Exactly as given, repeat all of the entries.

<<<<

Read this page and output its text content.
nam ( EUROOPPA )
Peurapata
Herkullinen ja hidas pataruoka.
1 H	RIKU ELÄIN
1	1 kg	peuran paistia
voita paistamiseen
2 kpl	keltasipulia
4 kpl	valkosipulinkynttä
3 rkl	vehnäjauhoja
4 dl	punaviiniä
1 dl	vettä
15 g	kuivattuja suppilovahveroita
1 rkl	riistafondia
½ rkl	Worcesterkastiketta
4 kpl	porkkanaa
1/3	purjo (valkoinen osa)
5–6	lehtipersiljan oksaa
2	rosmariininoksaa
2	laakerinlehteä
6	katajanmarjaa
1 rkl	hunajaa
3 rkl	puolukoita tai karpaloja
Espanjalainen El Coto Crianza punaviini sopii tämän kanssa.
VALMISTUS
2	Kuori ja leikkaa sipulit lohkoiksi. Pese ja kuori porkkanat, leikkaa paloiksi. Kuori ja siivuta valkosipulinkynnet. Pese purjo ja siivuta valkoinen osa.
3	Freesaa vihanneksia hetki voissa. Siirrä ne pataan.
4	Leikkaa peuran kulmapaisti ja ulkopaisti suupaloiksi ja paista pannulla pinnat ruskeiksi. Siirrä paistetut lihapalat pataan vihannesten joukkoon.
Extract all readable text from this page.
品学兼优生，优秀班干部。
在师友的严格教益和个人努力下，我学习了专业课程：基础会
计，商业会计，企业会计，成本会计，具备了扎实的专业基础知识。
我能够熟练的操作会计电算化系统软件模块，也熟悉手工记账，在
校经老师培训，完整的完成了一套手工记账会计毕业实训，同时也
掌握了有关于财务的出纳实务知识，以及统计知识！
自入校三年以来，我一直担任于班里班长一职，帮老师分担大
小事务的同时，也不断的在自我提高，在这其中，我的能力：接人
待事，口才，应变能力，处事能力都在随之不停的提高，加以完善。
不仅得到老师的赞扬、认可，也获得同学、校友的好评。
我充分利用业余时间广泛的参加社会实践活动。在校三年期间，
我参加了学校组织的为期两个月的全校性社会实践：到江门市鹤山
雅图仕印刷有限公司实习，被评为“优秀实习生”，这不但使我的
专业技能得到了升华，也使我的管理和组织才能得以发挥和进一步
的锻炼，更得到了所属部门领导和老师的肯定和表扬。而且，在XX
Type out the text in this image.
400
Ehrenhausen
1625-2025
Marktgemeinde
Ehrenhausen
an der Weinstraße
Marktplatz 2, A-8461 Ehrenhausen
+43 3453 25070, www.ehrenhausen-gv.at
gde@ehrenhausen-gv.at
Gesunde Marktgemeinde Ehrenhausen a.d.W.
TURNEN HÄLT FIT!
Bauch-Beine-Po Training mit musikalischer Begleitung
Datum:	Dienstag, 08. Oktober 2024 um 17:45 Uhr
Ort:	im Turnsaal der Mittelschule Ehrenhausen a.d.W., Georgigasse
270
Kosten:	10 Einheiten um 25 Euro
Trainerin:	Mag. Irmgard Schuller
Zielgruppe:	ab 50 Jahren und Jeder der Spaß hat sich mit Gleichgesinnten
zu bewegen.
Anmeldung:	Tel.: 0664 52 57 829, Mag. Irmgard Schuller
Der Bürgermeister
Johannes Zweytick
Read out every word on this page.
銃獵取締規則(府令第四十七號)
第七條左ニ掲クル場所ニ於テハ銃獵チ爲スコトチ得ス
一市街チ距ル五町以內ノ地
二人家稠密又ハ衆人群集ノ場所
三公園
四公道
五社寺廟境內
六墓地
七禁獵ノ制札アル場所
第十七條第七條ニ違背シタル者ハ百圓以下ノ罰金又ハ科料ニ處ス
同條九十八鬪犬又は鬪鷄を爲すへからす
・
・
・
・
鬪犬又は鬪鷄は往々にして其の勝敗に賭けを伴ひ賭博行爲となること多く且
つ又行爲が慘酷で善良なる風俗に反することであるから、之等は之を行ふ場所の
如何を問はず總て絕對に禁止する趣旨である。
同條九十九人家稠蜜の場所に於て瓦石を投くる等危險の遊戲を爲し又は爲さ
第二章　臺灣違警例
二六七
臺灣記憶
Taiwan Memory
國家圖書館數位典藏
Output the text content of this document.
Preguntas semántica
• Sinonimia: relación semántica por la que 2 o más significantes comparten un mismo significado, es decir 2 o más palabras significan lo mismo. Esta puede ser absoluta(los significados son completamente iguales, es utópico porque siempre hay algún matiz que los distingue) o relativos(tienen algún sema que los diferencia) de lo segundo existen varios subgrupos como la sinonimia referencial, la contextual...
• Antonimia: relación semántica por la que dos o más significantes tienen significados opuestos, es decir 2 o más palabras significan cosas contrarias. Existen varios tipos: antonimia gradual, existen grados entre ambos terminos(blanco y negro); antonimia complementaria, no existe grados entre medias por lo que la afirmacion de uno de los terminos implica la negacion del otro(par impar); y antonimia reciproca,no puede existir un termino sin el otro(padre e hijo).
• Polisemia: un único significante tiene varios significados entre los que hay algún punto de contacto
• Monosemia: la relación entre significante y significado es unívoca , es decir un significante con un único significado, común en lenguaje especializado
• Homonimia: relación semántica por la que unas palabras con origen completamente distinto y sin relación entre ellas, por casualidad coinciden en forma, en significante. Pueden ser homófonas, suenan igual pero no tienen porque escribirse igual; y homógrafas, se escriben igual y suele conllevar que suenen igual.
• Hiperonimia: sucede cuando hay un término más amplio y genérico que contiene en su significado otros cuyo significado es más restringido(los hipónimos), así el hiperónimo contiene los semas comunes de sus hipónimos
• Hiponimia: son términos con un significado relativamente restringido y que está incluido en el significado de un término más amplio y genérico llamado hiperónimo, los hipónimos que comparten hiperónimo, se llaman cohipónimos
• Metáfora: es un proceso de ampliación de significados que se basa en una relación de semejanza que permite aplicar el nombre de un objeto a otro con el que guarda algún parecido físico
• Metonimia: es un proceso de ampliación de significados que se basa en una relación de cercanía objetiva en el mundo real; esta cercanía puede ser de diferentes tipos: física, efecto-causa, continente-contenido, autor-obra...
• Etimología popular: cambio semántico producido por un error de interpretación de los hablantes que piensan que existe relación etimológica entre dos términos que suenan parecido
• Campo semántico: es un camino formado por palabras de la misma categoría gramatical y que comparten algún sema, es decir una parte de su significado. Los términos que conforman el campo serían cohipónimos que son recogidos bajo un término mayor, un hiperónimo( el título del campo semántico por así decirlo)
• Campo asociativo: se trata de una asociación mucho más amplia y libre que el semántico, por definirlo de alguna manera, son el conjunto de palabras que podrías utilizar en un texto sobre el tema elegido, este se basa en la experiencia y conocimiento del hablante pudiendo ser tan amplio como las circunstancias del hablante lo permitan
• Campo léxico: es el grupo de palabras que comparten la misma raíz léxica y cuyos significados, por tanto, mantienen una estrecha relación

>>>>

[Answer for this exercise]
Read this page and output its text content.
nam ( EUROOPPA )
Peurapata
Herkullinen ja hidas pataruoka.
1 H	RIKU ELÄIN
1	1 kg	peuran paistia
voita paistamiseen
2 kpl	keltasipulia
4 kpl	valkosipulinkynttä
3 rkl	vehnäjauhoja
4 dl	punaviiniä
1 dl	vettä
15 g	kuivattuja suppilovahveroita
1 rkl	riistafondia
½ rkl	Worcesterkastiketta
4 kpl	porkkanaa
1/3	purjo (valkoinen osa)
5–6	lehtipersiljan oksaa
2	rosmariininoksaa
2	laakerinlehteä
6	katajanmarjaa
1 rkl	hunajaa
3 rkl	puolukoita tai karpaloja
Espanjalainen El Coto Crianza punaviini sopii tämän kanssa.
VALMISTUS
2	Kuori ja leikkaa sipulit lohkoiksi. Pese ja kuori porkkanat, leikkaa paloiksi. Kuori ja siivuta valkosipulinkynnet. Pese purjo ja siivuta valkoinen osa.
3	Freesaa vihanneksia hetki voissa. Siirrä ne pataan.
4	Leikkaa peuran kulmapaisti ja ulkopaisti suupaloiksi ja paista pannulla pinnat ruskeiksi. Siirrä paistetut lihapalat pataan vihannesten joukkoon.
Extract all readable text from this page.
品学兼优生，优秀班干部。
在师友的严格教益和个人努力下，我学习了专业课程：基础会
计，商业会计，企业会计，成本会计，具备了扎实的专业基础知识。
我能够熟练的操作会计电算化系统软件模块，也熟悉手工记账，在
校经老师培训，完整的完成了一套手工记账会计毕业实训，同时也
掌握了有关于财务的出纳实务知识，以及统计知识！
自入校三年以来，我一直担任于班里班长一职，帮老师分担大
小事务的同时，也不断的在自我提高，在这其中，我的能力：接人
待事，口才，应变能力，处事能力都在随之不停的提高，加以完善。
不仅得到老师的赞扬、认可，也获得同学、校友的好评。
我充分利用业余时间广泛的参加社会实践活动。在校三年期间，
我参加了学校组织的为期两个月的全校性社会实践：到江门市鹤山
雅图仕印刷有限公司实习，被评为“优秀实习生”，这不但使我的
专业技能得到了升华，也使我的管理和组织才能得以发挥和进一步
的锻炼，更得到了所属部门领导和老师的肯定和表扬。而且，在XX
Type out the text in this image.
400
Ehrenhausen
1625-2025
Marktgemeinde
Ehrenhausen
an der Weinstraße
Marktplatz 2, A-8461 Ehrenhausen
+43 3453 25070, www.ehrenhausen-gv.at
gde@ehrenhausen-gv.at
Gesunde Marktgemeinde Ehrenhausen a.d.W.
TURNEN HÄLT FIT!
Bauch-Beine-Po Training mit musikalischer Begleitung
Datum:	Dienstag, 08. Oktober 2024 um 17:45 Uhr
Ort:	im Turnsaal der Mittelschule Ehrenhausen a.d.W., Georgigasse
270
Kosten:	10 Einheiten um 25 Euro
Trainerin:	Mag. Irmgard Schuller
Zielgruppe:	ab 50 Jahren und Jeder der Spaß hat sich mit Gleichgesinnten
zu bewegen.
Anmeldung:	Tel.: 0664 52 57 829, Mag. Irmgard Schuller
Der Bürgermeister
Johannes Zweytick
Read out every word on this page.
銃獵取締規則(府令第四十七號)
第七條左ニ掲クル場所ニ於テハ銃獵チ爲スコトチ得ス
一市街チ距ル五町以內ノ地
二人家稠密又ハ衆人群集ノ場所
三公園
四公道
五社寺廟境內
六墓地
七禁獵ノ制札アル場所
第十七條第七條ニ違背シタル者ハ百圓以下ノ罰金又ハ科料ニ處ス
同條九十八鬪犬又は鬪鷄を爲すへからす
・
・
・
・
鬪犬又は鬪鷄は往々にして其の勝敗に賭けを伴ひ賭博行爲となること多く且
つ又行爲が慘酷で善良なる風俗に反することであるから、之等は之を行ふ場所の
如何を問はず總て絕對に禁止する趣旨である。
同條九十九人家稠蜜の場所に於て瓦石を投くる等危險の遊戲を爲し又は爲さ
第二章　臺灣違警例
二六七
臺灣記憶
Taiwan Memory
國家圖書館數位典藏
Output the text content of this document.
Preguntas semántica
• Sinonimia: relación semántica por la que 2 o más significantes comparten un mismo significado, es decir 2 o más palabras significan lo mismo. Esta puede ser absoluta(los significados son completamente iguales, es utópico porque siempre hay algún matiz que los distingue) o relativos(tienen algún sema que los diferencia) de lo segundo existen varios subgrupos como la sinonimia referencial, la contextual...
• Antonimia: relación semántica por la que dos o más significantes tienen significados opuestos, es decir 2 o más palabras significan cosas contrarias. Existen varios tipos: antonimia gradual, existen grados entre ambos terminos(blanco y negro); antonimia complementaria, no existe grados entre medias por lo que la afirmacion de uno de los terminos implica la negacion del otro(par impar); y antonimia reciproca,no puede existir un termino sin el otro(padre e hijo).
• Polisemia: un único significante tiene varios significados entre los que hay algún punto de contacto
• Monosemia: la relación entre significante y significado es unívoca , es decir un significante con un único significado, común en lenguaje especializado
• Homonimia: relación semántica por la que unas palabras con origen completamente distinto y sin relación entre ellas, por casualidad coinciden en forma, en significante. Pueden ser homófonas, suenan igual pero no tienen porque escribirse igual; y homógrafas, se escriben igual y suele conllevar que suenen igual.
• Hiperonimia: sucede cuando hay un término más amplio y genérico que contiene en su significado otros cuyo significado es más restringido(los hipónimos), así el hiperónimo contiene los semas comunes de sus hipónimos
• Hiponimia: son términos con un significado relativamente restringido y que está incluido en el significado de un término más amplio y genérico llamado hiperónimo, los hipónimos que comparten hiperónimo, se llaman cohipónimos
• Metáfora: es un proceso de ampliación de significados que se basa en una relación de semejanza que permite aplicar el nombre de un objeto a otro con el que guarda algún parecido físico
• Metonimia: es un proceso de ampliación de significados que se basa en una relación de cercanía objetiva en el mundo real; esta cercanía puede ser de diferentes tipos: física, efecto-causa, continente-contenido, autor-obra...
• Etimología popular: cambio semántico producido por un error de interpretación de los hablantes que piensan que existe relación etimológica entre dos términos que suenan parecido
• Campo semántico: es un camino formado por palabras de la misma categoría gramatical y que comparten algún sema, es decir una parte de su significado. Los términos que conforman el campo serían cohipónimos que son recogidos bajo un término mayor, un hiperónimo( el título del campo semántico por así decirlo)
• Campo asociativo: se trata de una asociación mucho más amplia y libre que el semántico, por definirlo de alguna manera, son el conjunto de palabras que podrías utilizar en un texto sobre el tema elegido, este se basa en la experiencia y conocimiento del hablante pudiendo ser tan amplio como las circunstancias del hablante lo permitan
• Campo léxico: es el grupo de palabras que comparten la misma raíz léxica y cuyos significados, por tanto, mantienen una estrecha relación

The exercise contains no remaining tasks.